## [Exercise objective]
Without the pictures, reproduce the records that follow exactly.

**** Provided information

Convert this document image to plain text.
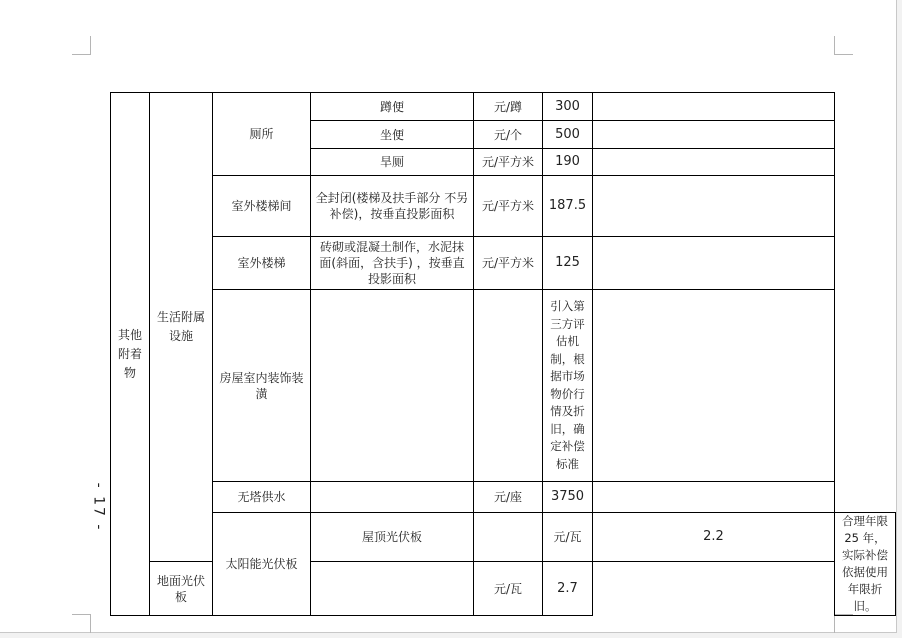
- 17 -
其他附着物	生活附属设施	厕所	蹲便	元/蹲	300		
			坐便	元/个	500		
			旱厕	元/平方米	190		
		室外楼梯间	全封闭(楼梯及扶手部分 不另补偿)，按垂直投影面积	元/平方米	187.5		
		室外楼梯	砖砌或混凝土制作，水泥抹面(斜面，含扶手) ，按垂直投影面积	元/平方米	125		
		房屋室内装饰装潢			引入第三方评估机制，根据市场物价行情及折旧，确定补偿标准		
		无塔供水		元/座	3750		
		太阳能光伏板	屋顶光伏板		元/瓦	2.2	合理年限 25 年，实际补偿依据使用年限折 旧。
	地面光伏板			元/瓦	2.7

********

## [The solution]
Convert this document image to plain text.
- 17 -
其他附着物	生活附属设施	厕所	蹲便	元/蹲	300		
			坐便	元/个	500		
			旱厕	元/平方米	190		
		室外楼梯间	全封闭(楼梯及扶手部分 不另补偿)，按垂直投影面积	元/平方米	187.5		
		室外楼梯	砖砌或混凝土制作，水泥抹面(斜面，含扶手) ，按垂直投影面积	元/平方米	125		
		房屋室内装饰装潢			引入第三方评估机制，根据市场物价行情及折旧，确定补偿标准		
		无塔供水		元/座	3750		
		太阳能光伏板	屋顶光伏板		元/瓦	2.2	合理年限 25 年，实际补偿依据使用年限折 旧。
	地面光伏板			元/瓦	2.7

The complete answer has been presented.